WHAT NEEDS TO BE DONE:
Find every line in the records below that contains the word "rich", and copy each such line.

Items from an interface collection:
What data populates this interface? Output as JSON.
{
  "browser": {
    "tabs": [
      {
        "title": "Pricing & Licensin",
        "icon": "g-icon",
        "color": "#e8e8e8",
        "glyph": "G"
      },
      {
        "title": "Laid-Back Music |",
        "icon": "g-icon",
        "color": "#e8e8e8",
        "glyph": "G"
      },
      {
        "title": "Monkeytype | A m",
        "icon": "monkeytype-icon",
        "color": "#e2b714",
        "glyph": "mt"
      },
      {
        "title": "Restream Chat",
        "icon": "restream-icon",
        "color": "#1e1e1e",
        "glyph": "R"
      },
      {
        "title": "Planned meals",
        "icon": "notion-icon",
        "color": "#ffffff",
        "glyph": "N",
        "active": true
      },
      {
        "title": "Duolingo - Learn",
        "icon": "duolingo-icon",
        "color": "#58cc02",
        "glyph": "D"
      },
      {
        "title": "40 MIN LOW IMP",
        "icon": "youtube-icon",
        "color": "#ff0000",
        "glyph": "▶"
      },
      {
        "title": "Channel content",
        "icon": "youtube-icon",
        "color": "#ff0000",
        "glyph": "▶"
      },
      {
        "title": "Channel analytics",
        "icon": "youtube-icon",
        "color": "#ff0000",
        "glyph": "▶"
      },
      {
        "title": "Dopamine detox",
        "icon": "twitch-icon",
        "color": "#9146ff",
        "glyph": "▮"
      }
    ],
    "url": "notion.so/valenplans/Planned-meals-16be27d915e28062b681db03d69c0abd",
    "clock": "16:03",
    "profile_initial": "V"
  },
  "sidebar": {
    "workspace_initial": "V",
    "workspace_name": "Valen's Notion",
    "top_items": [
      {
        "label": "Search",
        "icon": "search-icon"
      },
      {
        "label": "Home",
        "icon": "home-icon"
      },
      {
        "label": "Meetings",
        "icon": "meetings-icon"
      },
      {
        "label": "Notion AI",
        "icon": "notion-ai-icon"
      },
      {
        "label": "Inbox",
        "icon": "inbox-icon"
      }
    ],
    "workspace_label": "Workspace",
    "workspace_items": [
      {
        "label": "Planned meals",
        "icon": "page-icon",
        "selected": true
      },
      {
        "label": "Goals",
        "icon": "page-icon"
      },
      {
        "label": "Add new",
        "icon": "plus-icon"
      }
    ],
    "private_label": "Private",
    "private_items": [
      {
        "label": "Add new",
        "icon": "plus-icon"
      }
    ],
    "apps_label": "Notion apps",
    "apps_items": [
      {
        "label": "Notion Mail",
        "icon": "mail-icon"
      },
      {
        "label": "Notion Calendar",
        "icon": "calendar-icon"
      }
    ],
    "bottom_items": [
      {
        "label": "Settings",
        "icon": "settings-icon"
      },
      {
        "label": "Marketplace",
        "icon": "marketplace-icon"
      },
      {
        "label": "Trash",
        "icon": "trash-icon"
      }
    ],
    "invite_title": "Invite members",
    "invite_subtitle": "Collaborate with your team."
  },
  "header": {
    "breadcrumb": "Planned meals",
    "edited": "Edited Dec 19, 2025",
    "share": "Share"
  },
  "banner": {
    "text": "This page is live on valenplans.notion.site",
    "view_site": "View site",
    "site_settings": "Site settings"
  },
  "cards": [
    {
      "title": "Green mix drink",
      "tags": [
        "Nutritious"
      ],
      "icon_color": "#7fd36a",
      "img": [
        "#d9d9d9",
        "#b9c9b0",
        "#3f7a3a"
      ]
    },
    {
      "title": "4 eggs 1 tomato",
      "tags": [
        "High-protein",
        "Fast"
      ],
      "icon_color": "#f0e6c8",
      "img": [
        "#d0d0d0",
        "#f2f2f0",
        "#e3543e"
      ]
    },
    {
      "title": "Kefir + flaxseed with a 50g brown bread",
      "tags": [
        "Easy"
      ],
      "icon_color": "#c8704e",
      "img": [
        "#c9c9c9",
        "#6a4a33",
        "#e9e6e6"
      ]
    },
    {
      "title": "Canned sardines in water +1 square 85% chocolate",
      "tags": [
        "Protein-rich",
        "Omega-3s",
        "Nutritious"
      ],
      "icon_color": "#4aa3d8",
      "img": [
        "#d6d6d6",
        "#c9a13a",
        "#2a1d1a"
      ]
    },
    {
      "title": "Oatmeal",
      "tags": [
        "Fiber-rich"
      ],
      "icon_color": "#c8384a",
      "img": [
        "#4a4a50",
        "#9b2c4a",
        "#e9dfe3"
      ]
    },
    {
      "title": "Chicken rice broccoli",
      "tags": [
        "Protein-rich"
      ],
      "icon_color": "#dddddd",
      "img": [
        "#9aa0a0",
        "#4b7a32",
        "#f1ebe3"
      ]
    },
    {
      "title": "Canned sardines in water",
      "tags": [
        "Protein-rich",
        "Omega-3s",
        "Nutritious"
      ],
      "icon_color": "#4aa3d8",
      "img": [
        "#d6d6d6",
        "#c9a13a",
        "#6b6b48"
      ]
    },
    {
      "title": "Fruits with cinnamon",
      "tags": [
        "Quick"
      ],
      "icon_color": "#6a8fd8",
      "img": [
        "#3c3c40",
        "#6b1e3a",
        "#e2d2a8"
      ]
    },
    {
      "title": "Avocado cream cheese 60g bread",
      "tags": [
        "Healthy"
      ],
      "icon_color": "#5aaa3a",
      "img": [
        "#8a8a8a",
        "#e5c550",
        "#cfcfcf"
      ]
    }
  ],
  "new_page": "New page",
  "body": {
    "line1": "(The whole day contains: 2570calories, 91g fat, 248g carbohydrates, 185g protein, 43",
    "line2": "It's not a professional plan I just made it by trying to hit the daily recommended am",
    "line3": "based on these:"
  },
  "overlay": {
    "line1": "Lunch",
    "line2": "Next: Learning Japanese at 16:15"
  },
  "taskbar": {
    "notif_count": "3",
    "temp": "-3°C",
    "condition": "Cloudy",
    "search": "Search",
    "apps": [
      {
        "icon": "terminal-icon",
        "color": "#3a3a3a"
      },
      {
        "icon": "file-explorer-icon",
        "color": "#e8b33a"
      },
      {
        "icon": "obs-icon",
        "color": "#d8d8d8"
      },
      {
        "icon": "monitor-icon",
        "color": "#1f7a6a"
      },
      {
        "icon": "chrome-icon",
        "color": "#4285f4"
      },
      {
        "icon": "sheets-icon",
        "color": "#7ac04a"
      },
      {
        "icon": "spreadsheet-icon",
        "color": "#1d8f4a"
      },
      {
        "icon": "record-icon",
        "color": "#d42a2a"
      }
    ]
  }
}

SOLUTION BELOW:
        "Protein-rich",
        "Fiber-rich"
        "Protein-rich"
        "Protein-rich",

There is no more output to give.